Copy out the listing that follows exactly, dropping every picture.

** Start RECORDED DATA **

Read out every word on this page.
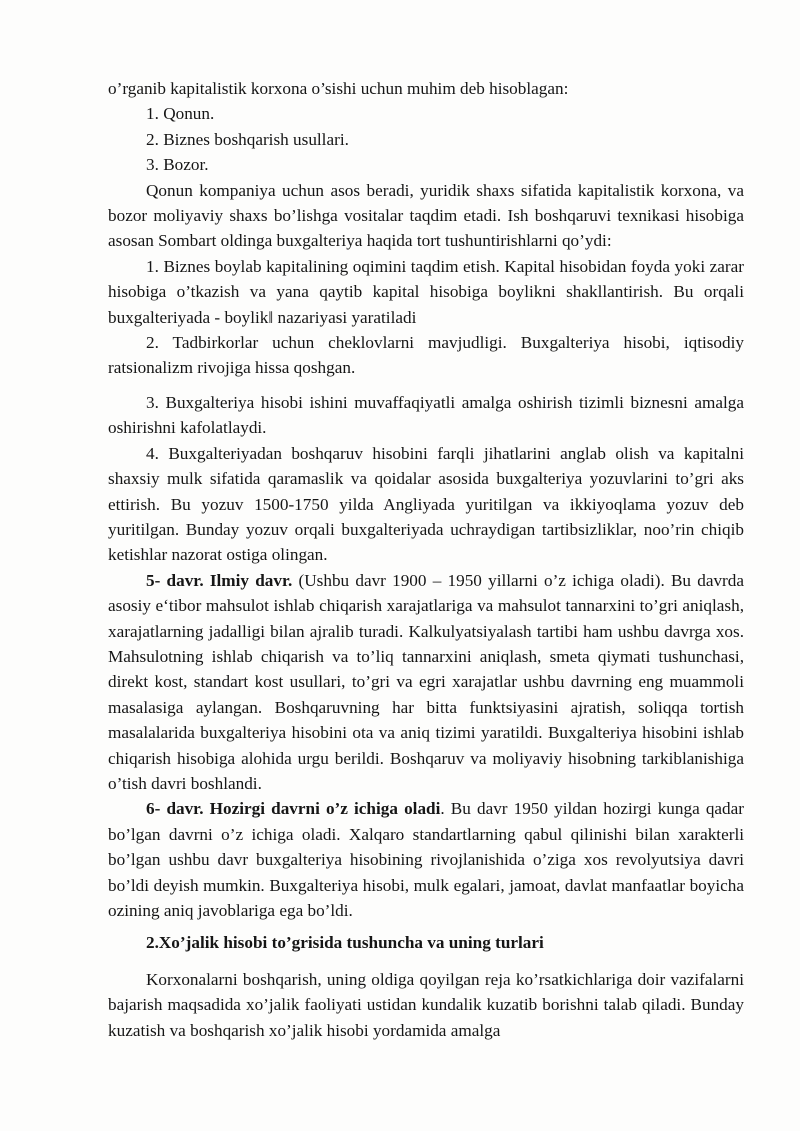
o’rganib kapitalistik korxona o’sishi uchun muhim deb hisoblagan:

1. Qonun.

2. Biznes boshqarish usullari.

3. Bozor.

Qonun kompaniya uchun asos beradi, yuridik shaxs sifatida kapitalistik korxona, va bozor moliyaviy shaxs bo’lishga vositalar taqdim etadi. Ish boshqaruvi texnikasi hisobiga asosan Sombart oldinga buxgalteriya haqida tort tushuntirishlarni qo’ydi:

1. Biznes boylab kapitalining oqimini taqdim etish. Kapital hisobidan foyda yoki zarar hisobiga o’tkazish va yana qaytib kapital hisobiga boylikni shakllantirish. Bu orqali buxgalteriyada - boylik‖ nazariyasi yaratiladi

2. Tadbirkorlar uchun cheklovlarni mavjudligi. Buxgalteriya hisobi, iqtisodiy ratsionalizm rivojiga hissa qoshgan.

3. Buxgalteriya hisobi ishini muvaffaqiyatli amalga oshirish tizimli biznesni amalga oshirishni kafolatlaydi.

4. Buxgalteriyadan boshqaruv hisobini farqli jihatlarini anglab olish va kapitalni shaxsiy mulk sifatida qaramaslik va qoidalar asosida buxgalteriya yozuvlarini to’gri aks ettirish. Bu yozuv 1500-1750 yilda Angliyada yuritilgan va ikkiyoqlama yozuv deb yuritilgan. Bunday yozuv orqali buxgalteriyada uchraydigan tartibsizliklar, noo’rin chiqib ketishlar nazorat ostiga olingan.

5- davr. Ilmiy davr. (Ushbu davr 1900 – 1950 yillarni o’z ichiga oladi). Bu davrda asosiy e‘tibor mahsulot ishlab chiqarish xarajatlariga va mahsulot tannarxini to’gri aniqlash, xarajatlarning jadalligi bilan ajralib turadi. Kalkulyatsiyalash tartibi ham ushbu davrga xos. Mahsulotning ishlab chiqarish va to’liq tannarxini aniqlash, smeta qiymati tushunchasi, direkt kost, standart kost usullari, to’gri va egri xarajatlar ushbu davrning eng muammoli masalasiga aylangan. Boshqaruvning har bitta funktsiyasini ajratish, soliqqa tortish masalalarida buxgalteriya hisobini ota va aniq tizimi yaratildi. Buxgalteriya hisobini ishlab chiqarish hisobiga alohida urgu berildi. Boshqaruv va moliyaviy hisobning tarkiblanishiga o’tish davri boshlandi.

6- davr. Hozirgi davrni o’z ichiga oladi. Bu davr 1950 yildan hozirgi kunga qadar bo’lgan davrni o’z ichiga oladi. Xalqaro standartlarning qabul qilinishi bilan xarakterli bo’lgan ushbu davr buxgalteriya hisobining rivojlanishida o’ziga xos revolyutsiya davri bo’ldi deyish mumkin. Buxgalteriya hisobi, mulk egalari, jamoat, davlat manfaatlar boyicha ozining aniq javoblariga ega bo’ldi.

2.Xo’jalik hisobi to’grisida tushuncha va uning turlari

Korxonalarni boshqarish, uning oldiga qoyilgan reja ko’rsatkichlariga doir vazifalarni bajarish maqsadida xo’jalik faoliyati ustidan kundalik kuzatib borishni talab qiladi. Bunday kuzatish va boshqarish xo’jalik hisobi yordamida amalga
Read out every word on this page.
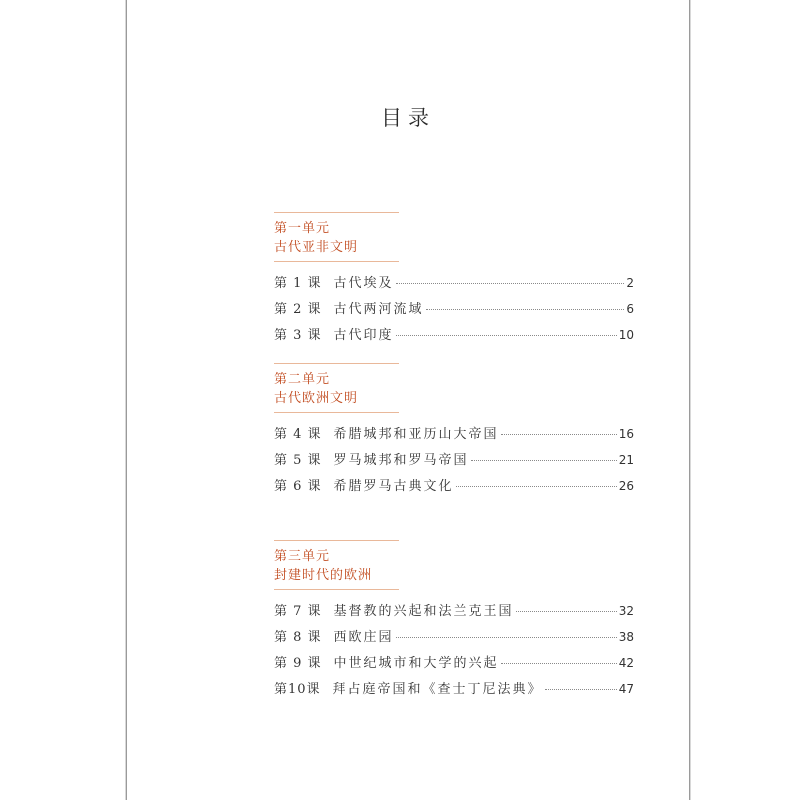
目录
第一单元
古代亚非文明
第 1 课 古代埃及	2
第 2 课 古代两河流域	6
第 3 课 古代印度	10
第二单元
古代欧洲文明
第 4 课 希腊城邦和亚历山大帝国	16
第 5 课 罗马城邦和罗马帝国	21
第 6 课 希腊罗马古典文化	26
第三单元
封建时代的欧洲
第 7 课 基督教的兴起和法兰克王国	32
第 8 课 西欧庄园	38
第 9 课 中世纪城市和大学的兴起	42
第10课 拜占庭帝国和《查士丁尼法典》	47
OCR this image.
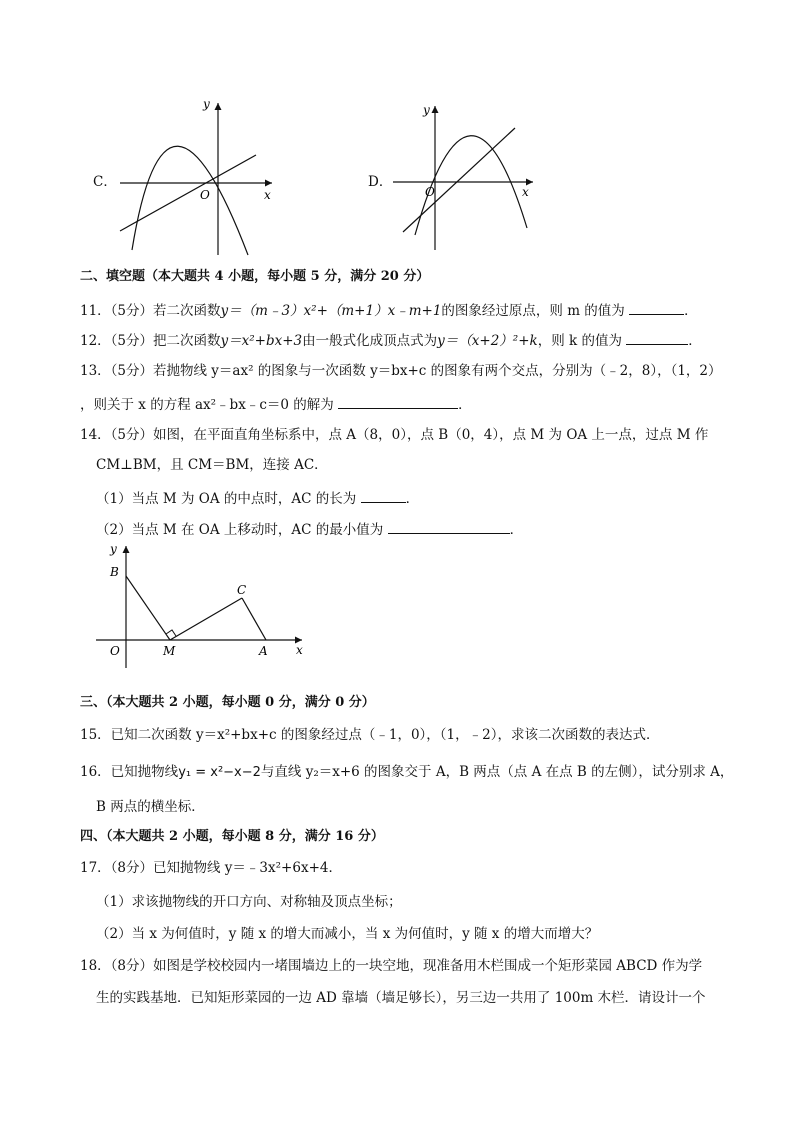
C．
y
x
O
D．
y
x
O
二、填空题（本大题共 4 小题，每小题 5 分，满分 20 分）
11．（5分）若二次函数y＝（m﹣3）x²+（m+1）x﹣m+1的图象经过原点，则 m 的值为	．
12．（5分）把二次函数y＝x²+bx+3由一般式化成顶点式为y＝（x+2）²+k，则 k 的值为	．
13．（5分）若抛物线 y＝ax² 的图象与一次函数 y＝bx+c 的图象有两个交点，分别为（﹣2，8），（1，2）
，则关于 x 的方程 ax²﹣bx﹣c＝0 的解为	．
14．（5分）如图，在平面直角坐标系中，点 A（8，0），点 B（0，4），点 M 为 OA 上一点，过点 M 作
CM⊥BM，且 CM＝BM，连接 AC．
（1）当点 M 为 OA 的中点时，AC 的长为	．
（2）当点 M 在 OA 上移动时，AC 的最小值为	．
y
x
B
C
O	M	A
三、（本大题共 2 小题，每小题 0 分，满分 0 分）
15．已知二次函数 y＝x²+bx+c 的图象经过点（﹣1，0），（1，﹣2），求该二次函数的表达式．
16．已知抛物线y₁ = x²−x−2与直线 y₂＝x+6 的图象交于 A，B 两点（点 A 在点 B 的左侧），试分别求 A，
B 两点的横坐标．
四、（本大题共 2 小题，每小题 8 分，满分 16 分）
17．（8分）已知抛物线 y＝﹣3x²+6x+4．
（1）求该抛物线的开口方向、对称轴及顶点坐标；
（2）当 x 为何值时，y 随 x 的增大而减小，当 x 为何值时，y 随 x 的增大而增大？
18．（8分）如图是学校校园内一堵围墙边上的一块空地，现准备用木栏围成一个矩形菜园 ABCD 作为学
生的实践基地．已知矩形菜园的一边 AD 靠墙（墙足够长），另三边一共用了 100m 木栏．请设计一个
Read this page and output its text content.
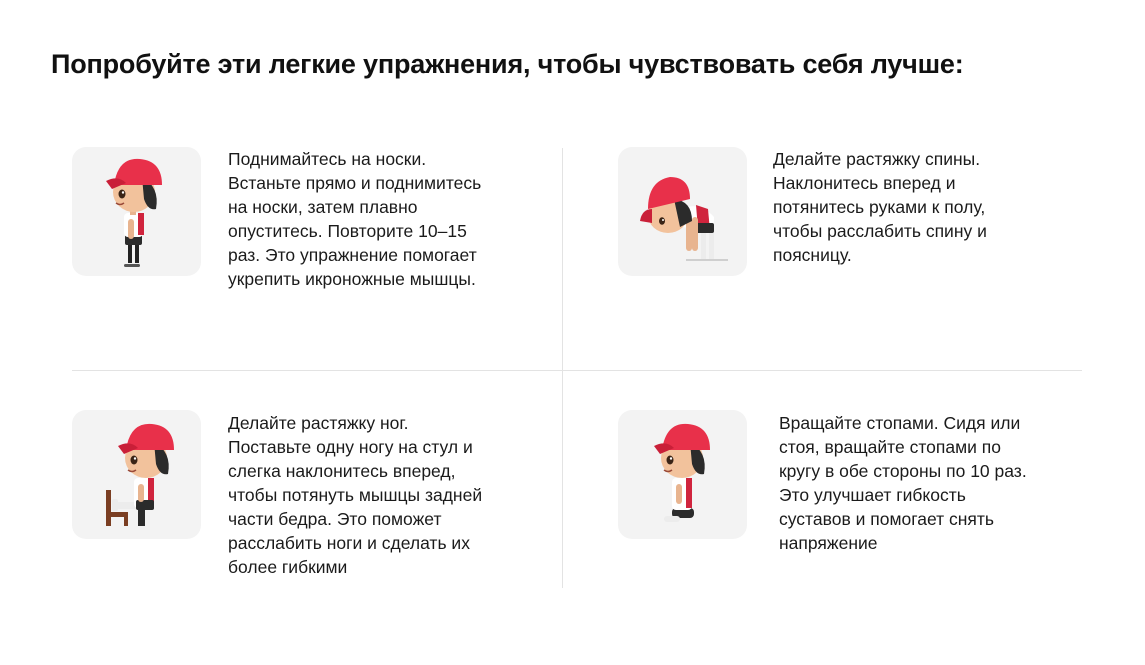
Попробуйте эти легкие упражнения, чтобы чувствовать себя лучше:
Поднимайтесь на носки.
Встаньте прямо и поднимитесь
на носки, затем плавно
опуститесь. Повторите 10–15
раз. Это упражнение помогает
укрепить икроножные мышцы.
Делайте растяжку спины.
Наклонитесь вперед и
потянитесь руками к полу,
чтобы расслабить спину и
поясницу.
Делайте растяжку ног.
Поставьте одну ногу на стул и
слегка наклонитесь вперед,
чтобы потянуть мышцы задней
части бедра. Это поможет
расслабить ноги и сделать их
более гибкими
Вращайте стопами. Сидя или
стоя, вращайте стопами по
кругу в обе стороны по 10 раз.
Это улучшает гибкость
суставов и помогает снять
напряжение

** End RECORDED DATA **

▶ [RESPONSE TO THIS EXERCISE]
Read out every word on this page.
o’rganib kapitalistik korxona o’sishi uchun muhim deb hisoblagan:

1. Qonun.

2. Biznes boshqarish usullari.

3. Bozor.

Qonun kompaniya uchun asos beradi, yuridik shaxs sifatida kapitalistik korxona, va bozor moliyaviy shaxs bo’lishga vositalar taqdim etadi. Ish boshqaruvi texnikasi hisobiga asosan Sombart oldinga buxgalteriya haqida tort tushuntirishlarni qo’ydi:

1. Biznes boylab kapitalining oqimini taqdim etish. Kapital hisobidan foyda yoki zarar hisobiga o’tkazish va yana qaytib kapital hisobiga boylikni shakllantirish. Bu orqali buxgalteriyada - boylik‖ nazariyasi yaratiladi

2. Tadbirkorlar uchun cheklovlarni mavjudligi. Buxgalteriya hisobi, iqtisodiy ratsionalizm rivojiga hissa qoshgan.

3. Buxgalteriya hisobi ishini muvaffaqiyatli amalga oshirish tizimli biznesni amalga oshirishni kafolatlaydi.

4. Buxgalteriyadan boshqaruv hisobini farqli jihatlarini anglab olish va kapitalni shaxsiy mulk sifatida qaramaslik va qoidalar asosida buxgalteriya yozuvlarini to’gri aks ettirish. Bu yozuv 1500-1750 yilda Angliyada yuritilgan va ikkiyoqlama yozuv deb yuritilgan. Bunday yozuv orqali buxgalteriyada uchraydigan tartibsizliklar, noo’rin chiqib ketishlar nazorat ostiga olingan.

5- davr. Ilmiy davr. (Ushbu davr 1900 – 1950 yillarni o’z ichiga oladi). Bu davrda asosiy e‘tibor mahsulot ishlab chiqarish xarajatlariga va mahsulot tannarxini to’gri aniqlash, xarajatlarning jadalligi bilan ajralib turadi. Kalkulyatsiyalash tartibi ham ushbu davrga xos. Mahsulotning ishlab chiqarish va to’liq tannarxini aniqlash, smeta qiymati tushunchasi, direkt kost, standart kost usullari, to’gri va egri xarajatlar ushbu davrning eng muammoli masalasiga aylangan. Boshqaruvning har bitta funktsiyasini ajratish, soliqqa tortish masalalarida buxgalteriya hisobini ota va aniq tizimi yaratildi. Buxgalteriya hisobini ishlab chiqarish hisobiga alohida urgu berildi. Boshqaruv va moliyaviy hisobning tarkiblanishiga o’tish davri boshlandi.

6- davr. Hozirgi davrni o’z ichiga oladi. Bu davr 1950 yildan hozirgi kunga qadar bo’lgan davrni o’z ichiga oladi. Xalqaro standartlarning qabul qilinishi bilan xarakterli bo’lgan ushbu davr buxgalteriya hisobining rivojlanishida o’ziga xos revolyutsiya davri bo’ldi deyish mumkin. Buxgalteriya hisobi, mulk egalari, jamoat, davlat manfaatlar boyicha ozining aniq javoblariga ega bo’ldi.

2.Xo’jalik hisobi to’grisida tushuncha va uning turlari

Korxonalarni boshqarish, uning oldiga qoyilgan reja ko’rsatkichlariga doir vazifalarni bajarish maqsadida xo’jalik faoliyati ustidan kundalik kuzatib borishni talab qiladi. Bunday kuzatish va boshqarish xo’jalik hisobi yordamida amalga
Read out every word on this page.
目录
第一单元
古代亚非文明
第 1 课 古代埃及	2
第 2 课 古代两河流域	6
第 3 课 古代印度	10
第二单元
古代欧洲文明
第 4 课 希腊城邦和亚历山大帝国	16
第 5 课 罗马城邦和罗马帝国	21
第 6 课 希腊罗马古典文化	26
第三单元
封建时代的欧洲
第 7 课 基督教的兴起和法兰克王国	32
第 8 课 西欧庄园	38
第 9 课 中世纪城市和大学的兴起	42
第10课 拜占庭帝国和《查士丁尼法典》	47
OCR this image.
C．
y
x
O
D．
y
x
O
二、填空题（本大题共 4 小题，每小题 5 分，满分 20 分）
11．（5分）若二次函数y＝（m﹣3）x²+（m+1）x﹣m+1的图象经过原点，则 m 的值为	．
12．（5分）把二次函数y＝x²+bx+3由一般式化成顶点式为y＝（x+2）²+k，则 k 的值为	．
13．（5分）若抛物线 y＝ax² 的图象与一次函数 y＝bx+c 的图象有两个交点，分别为（﹣2，8），（1，2）
，则关于 x 的方程 ax²﹣bx﹣c＝0 的解为	．
14．（5分）如图，在平面直角坐标系中，点 A（8，0），点 B（0，4），点 M 为 OA 上一点，过点 M 作
CM⊥BM，且 CM＝BM，连接 AC．
（1）当点 M 为 OA 的中点时，AC 的长为	．
（2）当点 M 在 OA 上移动时，AC 的最小值为	．
y
x
B
C
O	M	A
三、（本大题共 2 小题，每小题 0 分，满分 0 分）
15．已知二次函数 y＝x²+bx+c 的图象经过点（﹣1，0），（1，﹣2），求该二次函数的表达式．
16．已知抛物线y₁ = x²−x−2与直线 y₂＝x+6 的图象交于 A，B 两点（点 A 在点 B 的左侧），试分别求 A，
B 两点的横坐标．
四、（本大题共 2 小题，每小题 8 分，满分 16 分）
17．（8分）已知抛物线 y＝﹣3x²+6x+4．
（1）求该抛物线的开口方向、对称轴及顶点坐标；
（2）当 x 为何值时，y 随 x 的增大而减小，当 x 为何值时，y 随 x 的增大而增大？
18．（8分）如图是学校校园内一堵围墙边上的一块空地，现准备用木栏围成一个矩形菜园 ABCD 作为学
生的实践基地．已知矩形菜园的一边 AD 靠墙（墙足够长），另三边一共用了 100m 木栏．请设计一个
Read this page and output its text content.
Попробуйте эти легкие упражнения, чтобы чувствовать себя лучше:
Поднимайтесь на носки.
Встаньте прямо и поднимитесь
на носки, затем плавно
опуститесь. Повторите 10–15
раз. Это упражнение помогает
укрепить икроножные мышцы.
Делайте растяжку спины.
Наклонитесь вперед и
потянитесь руками к полу,
чтобы расслабить спину и
поясницу.
Делайте растяжку ног.
Поставьте одну ногу на стул и
слегка наклонитесь вперед,
чтобы потянуть мышцы задней
части бедра. Это поможет
расслабить ноги и сделать их
более гибкими
Вращайте стопами. Сидя или
стоя, вращайте стопами по
кругу в обе стороны по 10 раз.
Это улучшает гибкость
суставов и помогает снять
напряжение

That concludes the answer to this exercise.